▼▼▼

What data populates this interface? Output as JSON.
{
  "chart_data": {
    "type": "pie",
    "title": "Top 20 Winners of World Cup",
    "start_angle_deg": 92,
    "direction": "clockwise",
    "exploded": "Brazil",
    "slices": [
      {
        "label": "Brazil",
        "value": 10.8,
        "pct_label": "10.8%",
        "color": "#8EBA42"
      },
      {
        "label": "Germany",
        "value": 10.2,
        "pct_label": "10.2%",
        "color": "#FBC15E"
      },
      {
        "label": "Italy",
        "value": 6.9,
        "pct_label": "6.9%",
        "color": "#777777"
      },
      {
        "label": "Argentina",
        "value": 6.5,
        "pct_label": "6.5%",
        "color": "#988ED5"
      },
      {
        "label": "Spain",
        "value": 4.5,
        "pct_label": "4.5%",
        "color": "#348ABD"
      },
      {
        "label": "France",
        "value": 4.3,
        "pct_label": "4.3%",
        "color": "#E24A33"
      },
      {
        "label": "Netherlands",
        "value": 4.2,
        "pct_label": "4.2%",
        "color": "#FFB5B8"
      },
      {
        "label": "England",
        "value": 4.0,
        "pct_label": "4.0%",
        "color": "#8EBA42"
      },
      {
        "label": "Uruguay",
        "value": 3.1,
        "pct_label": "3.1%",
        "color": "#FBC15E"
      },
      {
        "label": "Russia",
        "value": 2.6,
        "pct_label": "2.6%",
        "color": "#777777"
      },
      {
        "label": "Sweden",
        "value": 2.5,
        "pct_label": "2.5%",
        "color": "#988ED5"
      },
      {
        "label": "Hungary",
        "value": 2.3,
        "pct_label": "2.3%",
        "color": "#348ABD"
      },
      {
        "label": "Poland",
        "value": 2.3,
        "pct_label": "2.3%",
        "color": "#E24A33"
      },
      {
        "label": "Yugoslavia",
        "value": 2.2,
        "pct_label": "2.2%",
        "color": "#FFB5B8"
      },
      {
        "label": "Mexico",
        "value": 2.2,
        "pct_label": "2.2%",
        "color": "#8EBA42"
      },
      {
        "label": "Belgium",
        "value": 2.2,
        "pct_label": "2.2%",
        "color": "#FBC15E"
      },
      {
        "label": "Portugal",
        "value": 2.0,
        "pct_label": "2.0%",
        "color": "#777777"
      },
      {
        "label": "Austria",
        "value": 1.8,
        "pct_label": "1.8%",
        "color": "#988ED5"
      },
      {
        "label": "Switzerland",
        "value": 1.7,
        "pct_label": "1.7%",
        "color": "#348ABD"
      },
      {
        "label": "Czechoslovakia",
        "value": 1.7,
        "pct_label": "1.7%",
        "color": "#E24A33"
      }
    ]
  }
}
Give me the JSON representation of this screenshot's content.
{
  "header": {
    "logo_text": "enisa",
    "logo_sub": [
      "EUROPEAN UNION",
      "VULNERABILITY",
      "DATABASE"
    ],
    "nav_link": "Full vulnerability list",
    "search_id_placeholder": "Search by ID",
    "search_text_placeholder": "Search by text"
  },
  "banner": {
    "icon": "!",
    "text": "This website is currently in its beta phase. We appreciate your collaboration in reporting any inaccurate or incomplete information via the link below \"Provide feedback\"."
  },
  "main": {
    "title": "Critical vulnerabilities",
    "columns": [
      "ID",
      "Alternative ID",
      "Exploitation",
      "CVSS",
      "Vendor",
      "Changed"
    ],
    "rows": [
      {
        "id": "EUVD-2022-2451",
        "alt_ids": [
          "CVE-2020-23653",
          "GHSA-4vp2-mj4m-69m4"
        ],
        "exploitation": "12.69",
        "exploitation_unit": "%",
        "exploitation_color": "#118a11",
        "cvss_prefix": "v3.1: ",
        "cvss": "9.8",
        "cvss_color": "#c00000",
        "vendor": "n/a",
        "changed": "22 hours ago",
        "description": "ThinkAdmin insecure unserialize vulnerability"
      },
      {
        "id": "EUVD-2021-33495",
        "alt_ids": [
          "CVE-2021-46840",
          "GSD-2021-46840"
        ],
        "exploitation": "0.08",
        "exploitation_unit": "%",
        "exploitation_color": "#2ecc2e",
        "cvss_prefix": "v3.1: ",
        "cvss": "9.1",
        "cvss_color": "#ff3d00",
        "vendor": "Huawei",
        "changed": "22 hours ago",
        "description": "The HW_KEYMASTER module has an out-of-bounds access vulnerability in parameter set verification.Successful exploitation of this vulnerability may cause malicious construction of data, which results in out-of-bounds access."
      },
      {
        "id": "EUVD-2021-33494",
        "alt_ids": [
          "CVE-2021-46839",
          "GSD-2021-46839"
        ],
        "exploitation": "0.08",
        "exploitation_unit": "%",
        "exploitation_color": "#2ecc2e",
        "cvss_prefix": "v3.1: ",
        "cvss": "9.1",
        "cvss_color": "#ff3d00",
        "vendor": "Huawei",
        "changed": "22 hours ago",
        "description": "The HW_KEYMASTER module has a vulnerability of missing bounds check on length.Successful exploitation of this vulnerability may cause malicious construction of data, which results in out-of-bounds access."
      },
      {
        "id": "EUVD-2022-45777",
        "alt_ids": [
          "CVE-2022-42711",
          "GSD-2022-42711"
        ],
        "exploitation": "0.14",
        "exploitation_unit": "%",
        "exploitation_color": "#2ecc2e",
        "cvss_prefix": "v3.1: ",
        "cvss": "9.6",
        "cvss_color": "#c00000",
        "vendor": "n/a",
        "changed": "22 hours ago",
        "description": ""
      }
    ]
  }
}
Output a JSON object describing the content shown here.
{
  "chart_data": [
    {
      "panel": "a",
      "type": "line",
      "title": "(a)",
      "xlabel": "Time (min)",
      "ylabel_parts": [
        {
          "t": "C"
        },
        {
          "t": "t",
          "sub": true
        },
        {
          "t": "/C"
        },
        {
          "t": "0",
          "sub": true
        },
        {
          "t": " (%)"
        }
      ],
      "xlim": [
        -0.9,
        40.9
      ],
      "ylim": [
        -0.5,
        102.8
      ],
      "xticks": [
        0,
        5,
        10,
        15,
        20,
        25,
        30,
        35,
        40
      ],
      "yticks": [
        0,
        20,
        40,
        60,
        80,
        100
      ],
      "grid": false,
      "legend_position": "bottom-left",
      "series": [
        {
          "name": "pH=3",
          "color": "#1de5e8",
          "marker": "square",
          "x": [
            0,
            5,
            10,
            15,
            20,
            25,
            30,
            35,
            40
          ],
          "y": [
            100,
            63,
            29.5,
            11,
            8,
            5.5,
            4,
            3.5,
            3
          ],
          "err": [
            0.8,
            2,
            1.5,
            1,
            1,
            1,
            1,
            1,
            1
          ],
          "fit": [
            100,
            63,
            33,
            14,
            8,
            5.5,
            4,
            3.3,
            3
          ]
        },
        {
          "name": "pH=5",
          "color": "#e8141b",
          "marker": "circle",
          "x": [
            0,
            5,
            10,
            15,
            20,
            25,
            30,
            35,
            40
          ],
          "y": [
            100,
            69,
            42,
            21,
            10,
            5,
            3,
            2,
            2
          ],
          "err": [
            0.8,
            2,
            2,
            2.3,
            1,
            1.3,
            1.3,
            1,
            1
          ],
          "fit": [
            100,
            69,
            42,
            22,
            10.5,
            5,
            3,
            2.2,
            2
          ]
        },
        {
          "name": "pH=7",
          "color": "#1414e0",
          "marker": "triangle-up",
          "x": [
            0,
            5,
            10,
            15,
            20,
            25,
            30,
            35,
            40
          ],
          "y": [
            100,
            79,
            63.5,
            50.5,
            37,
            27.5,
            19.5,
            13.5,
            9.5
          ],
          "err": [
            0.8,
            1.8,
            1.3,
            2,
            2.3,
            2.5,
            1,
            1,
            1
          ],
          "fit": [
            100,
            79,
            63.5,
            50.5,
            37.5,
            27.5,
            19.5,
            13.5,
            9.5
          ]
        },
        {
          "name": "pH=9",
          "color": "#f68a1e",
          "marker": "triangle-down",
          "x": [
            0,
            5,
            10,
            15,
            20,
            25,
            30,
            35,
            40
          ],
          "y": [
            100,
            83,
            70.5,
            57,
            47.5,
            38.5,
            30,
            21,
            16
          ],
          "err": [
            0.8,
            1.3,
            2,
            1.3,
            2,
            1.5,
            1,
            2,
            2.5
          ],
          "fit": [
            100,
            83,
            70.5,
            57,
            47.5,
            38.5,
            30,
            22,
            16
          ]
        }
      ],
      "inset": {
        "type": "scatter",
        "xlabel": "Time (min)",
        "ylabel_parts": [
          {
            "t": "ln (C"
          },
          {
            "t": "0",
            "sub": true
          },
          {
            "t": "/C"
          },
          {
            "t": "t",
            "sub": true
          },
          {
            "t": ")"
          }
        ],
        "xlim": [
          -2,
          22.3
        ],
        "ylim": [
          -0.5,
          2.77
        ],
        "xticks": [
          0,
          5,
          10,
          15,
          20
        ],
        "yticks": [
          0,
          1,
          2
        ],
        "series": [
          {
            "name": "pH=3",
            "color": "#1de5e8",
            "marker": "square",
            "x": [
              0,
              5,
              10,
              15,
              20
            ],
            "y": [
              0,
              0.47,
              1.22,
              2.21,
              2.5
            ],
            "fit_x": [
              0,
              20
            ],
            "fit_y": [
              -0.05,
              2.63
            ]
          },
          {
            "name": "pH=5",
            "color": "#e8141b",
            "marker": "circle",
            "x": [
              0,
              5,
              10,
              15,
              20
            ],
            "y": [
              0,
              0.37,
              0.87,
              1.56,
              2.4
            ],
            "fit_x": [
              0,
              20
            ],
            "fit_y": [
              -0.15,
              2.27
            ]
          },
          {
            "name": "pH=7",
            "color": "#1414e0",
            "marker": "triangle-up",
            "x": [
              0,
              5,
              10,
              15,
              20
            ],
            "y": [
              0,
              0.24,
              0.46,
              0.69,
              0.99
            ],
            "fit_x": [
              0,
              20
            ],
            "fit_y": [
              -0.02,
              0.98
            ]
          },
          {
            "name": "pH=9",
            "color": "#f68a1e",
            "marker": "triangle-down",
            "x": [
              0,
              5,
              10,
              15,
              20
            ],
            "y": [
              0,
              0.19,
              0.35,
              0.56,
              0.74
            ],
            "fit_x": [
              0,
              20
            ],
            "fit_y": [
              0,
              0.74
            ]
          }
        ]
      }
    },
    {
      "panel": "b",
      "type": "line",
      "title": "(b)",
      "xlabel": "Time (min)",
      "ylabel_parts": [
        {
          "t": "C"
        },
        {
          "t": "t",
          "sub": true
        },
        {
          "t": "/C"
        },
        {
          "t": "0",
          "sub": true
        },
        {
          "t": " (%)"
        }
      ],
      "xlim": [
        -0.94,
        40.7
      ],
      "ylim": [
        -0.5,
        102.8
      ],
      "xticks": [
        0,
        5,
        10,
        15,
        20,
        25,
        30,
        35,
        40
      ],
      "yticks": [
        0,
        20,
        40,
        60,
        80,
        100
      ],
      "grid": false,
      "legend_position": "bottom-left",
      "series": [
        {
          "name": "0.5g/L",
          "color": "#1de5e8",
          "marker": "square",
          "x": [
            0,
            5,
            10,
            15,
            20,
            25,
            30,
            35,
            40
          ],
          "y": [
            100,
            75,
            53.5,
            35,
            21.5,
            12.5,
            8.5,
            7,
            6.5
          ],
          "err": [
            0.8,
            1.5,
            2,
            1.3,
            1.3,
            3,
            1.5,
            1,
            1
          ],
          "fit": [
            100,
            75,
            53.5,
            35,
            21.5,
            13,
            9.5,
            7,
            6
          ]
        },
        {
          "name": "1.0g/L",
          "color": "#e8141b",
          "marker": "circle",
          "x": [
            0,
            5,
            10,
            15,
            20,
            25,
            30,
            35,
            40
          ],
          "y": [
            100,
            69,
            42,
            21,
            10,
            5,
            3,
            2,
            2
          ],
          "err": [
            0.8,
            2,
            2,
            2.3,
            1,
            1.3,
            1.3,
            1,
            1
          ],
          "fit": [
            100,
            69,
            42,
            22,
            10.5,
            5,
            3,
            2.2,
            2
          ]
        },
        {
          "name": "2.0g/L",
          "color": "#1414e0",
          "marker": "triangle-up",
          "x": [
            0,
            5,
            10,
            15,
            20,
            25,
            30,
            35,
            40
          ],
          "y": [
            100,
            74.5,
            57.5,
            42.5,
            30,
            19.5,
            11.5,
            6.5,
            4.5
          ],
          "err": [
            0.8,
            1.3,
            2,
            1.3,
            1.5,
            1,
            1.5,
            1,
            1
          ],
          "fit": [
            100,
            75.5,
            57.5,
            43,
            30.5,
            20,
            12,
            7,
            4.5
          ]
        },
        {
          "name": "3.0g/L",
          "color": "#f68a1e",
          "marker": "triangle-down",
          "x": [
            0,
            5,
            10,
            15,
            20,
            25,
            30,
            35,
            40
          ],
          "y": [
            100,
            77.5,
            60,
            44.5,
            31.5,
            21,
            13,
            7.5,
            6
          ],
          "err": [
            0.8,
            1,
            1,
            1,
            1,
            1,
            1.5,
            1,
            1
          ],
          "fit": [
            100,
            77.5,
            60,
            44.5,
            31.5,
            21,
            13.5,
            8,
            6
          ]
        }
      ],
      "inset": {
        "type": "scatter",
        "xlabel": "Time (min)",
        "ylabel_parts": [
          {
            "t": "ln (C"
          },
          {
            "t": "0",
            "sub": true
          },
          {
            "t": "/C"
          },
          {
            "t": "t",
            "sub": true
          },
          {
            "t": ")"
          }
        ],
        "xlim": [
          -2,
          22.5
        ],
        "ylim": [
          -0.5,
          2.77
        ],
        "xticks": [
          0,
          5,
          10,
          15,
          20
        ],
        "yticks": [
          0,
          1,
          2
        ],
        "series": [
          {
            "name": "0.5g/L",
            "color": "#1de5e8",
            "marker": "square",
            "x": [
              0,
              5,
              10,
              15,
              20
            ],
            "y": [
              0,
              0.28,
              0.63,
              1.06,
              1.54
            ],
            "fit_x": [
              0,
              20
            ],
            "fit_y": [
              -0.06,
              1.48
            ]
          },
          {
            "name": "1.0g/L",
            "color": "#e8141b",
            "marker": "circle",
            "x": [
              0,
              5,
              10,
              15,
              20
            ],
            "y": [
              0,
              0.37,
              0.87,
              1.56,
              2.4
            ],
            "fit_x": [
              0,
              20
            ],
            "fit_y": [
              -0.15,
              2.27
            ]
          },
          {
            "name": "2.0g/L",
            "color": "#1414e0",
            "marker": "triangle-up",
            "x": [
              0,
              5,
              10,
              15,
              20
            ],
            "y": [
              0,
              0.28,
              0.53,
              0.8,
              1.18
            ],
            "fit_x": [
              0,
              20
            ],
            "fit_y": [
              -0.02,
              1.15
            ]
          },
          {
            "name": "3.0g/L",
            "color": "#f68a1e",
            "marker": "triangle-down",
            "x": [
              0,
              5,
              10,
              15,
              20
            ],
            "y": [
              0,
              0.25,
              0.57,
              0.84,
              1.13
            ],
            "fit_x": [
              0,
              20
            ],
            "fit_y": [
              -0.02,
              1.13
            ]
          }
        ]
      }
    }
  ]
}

▲▲▲

- [TASK OBJECTIVE]: Take each line of the material that contains the word "Successful" and list it.

- [EXPECTED ANSWER]:
        "description": "The HW_KEYMASTER module has an out-of-bounds access vulnerability in parameter set verification.Successful exploitation of this vulnerability may cause malicious construction of data, which results in out-of-bounds access."
        "description": "The HW_KEYMASTER module has a vulnerability of missing bounds check on length.Successful exploitation of this vulnerability may cause malicious construction of data, which results in out-of-bounds access."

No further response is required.